Stored items:
####################

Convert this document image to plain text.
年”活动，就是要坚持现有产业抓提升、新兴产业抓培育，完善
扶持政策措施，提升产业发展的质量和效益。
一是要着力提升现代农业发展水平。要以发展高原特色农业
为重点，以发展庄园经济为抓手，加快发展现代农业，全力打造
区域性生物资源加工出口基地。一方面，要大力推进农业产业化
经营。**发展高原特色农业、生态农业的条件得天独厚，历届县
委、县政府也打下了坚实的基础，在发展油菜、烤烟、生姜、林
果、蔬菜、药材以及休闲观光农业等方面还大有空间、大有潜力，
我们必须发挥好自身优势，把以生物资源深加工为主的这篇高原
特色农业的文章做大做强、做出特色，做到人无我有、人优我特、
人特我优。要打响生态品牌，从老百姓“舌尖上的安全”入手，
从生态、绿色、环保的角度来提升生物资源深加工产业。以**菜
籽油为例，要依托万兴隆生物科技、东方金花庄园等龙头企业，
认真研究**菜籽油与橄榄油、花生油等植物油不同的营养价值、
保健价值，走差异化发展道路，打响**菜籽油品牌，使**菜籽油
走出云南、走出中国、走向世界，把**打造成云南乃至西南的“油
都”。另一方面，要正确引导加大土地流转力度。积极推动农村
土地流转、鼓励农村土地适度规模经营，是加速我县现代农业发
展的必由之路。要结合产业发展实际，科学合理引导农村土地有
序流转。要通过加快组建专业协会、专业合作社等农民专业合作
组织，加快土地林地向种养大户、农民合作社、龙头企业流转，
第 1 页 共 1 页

####################

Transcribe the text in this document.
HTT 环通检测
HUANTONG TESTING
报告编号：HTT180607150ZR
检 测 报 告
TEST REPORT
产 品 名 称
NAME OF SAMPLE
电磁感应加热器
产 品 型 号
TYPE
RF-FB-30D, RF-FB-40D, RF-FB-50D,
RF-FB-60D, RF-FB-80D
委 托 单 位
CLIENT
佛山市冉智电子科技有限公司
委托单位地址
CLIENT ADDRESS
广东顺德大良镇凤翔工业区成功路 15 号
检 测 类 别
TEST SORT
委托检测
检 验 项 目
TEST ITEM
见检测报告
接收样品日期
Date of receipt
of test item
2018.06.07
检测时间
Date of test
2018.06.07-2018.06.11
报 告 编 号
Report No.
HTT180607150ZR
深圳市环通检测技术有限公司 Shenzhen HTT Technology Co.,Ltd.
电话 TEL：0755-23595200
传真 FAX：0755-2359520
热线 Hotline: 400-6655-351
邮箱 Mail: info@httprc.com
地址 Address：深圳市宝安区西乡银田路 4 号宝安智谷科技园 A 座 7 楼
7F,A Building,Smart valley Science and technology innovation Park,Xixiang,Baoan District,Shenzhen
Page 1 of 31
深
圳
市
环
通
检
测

####################

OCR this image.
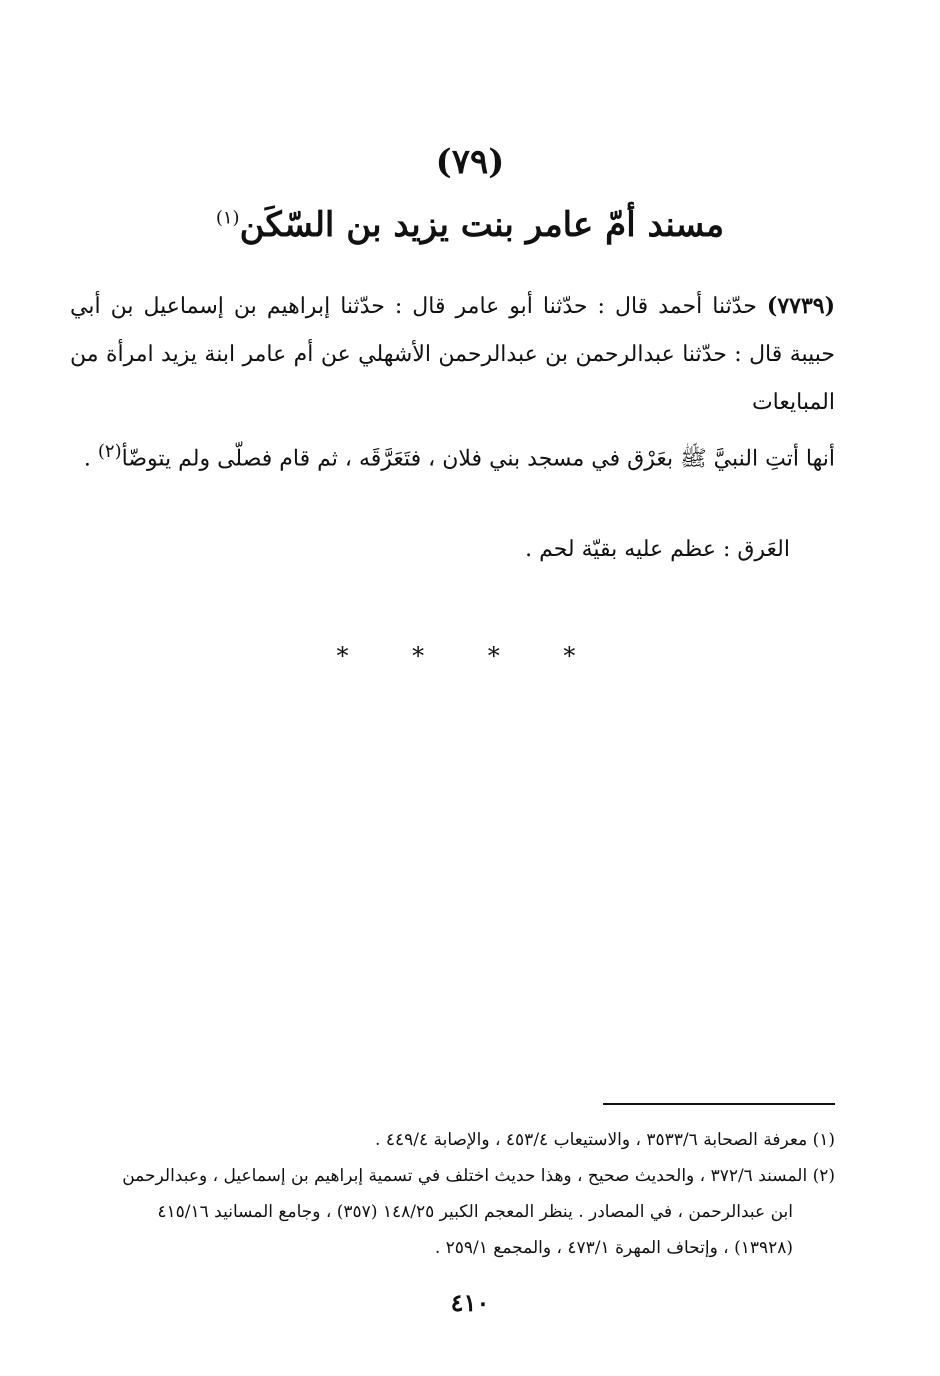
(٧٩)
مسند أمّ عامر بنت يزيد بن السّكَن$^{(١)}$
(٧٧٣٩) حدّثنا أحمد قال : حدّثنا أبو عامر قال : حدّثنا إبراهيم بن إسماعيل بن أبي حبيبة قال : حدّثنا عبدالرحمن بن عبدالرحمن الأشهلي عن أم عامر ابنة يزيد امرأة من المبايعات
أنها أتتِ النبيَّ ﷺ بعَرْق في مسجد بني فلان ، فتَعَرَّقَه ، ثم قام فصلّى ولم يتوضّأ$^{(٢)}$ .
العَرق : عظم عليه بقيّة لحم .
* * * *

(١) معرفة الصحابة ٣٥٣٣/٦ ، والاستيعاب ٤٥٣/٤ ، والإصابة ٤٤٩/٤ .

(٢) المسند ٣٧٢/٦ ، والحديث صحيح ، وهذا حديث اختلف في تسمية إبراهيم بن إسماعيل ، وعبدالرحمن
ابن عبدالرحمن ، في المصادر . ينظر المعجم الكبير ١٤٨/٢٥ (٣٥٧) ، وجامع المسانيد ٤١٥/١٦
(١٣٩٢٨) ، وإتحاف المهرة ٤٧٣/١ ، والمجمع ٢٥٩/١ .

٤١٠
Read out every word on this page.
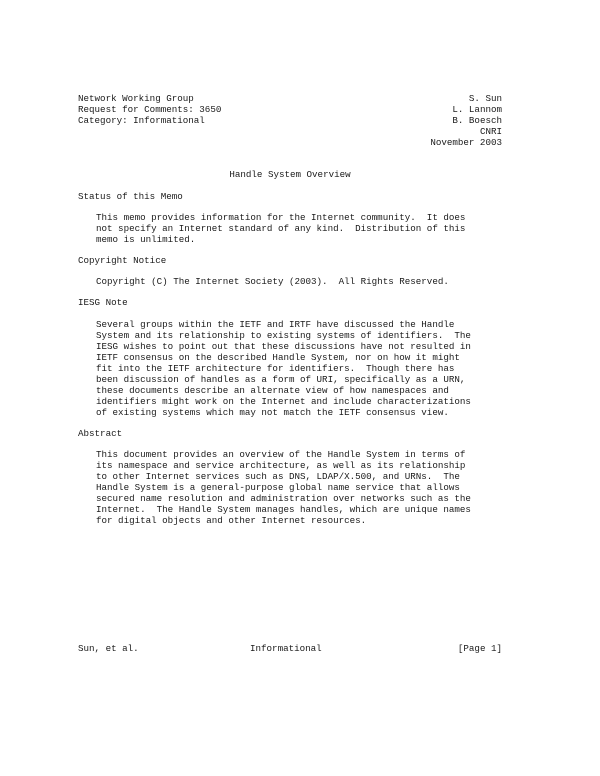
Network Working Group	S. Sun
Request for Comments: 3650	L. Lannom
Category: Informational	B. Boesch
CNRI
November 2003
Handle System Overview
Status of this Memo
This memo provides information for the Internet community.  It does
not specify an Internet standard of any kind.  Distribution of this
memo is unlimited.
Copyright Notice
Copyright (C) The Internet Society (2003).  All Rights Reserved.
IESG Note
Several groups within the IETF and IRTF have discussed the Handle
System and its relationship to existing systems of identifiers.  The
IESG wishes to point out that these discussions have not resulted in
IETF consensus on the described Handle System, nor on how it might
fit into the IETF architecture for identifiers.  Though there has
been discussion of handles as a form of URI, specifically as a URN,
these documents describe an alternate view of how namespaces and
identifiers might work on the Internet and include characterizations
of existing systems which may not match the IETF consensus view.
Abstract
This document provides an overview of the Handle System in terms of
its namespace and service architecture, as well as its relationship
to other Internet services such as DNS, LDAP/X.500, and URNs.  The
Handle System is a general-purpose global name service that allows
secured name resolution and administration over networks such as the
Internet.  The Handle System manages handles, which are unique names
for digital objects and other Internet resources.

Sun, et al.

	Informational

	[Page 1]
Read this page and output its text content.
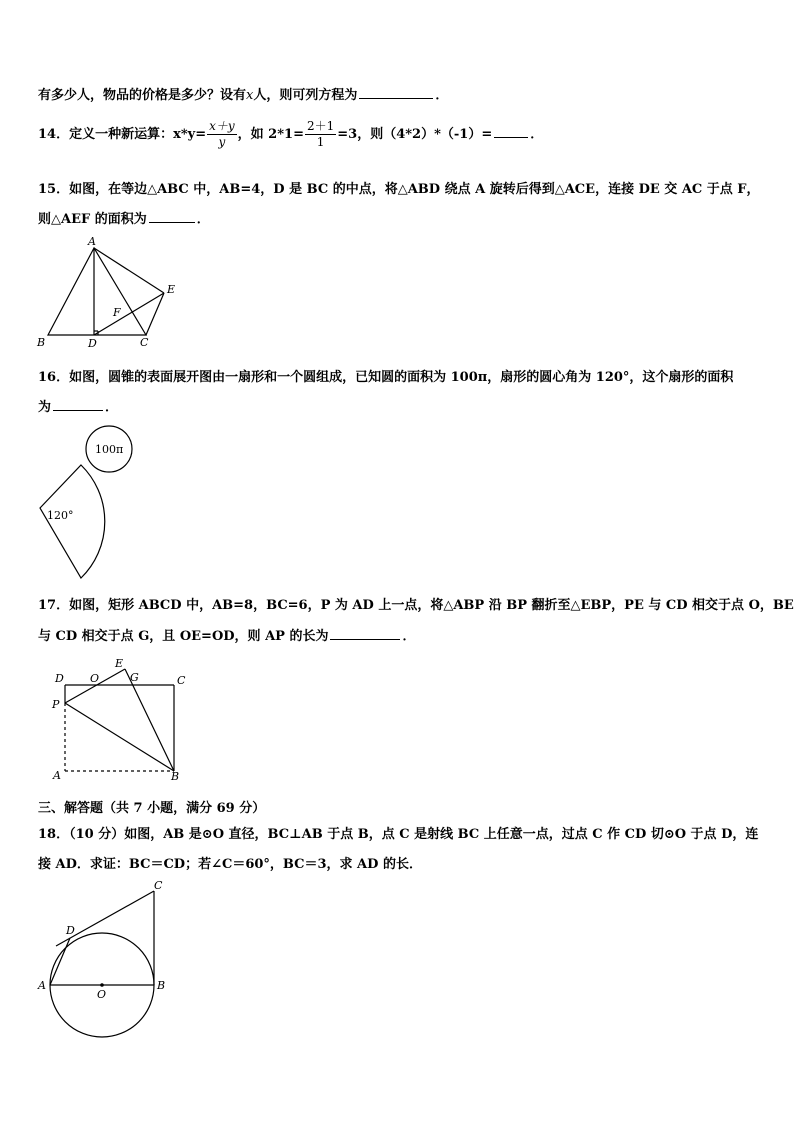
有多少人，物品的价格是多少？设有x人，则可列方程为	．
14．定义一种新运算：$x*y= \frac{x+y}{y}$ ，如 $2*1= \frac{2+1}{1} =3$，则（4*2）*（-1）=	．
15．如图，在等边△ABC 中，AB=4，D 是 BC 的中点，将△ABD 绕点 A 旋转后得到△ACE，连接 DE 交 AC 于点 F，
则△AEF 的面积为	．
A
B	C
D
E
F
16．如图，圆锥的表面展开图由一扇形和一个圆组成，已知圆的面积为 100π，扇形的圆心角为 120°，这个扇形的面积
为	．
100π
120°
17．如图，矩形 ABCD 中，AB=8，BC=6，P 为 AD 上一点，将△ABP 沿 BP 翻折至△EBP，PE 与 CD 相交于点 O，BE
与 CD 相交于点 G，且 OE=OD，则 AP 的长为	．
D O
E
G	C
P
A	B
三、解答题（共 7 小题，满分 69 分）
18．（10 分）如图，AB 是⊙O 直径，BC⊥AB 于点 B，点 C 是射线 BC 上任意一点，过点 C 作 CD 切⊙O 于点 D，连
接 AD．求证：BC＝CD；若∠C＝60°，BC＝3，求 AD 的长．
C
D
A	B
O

####################

Copy each line from the records above that includes the string "identifiers".

TASK RESPONSE:
System and its relationship to existing systems of identifiers.  The
fit into the IETF architecture for identifiers.  Though there has
identifiers might work on the Internet and include characterizations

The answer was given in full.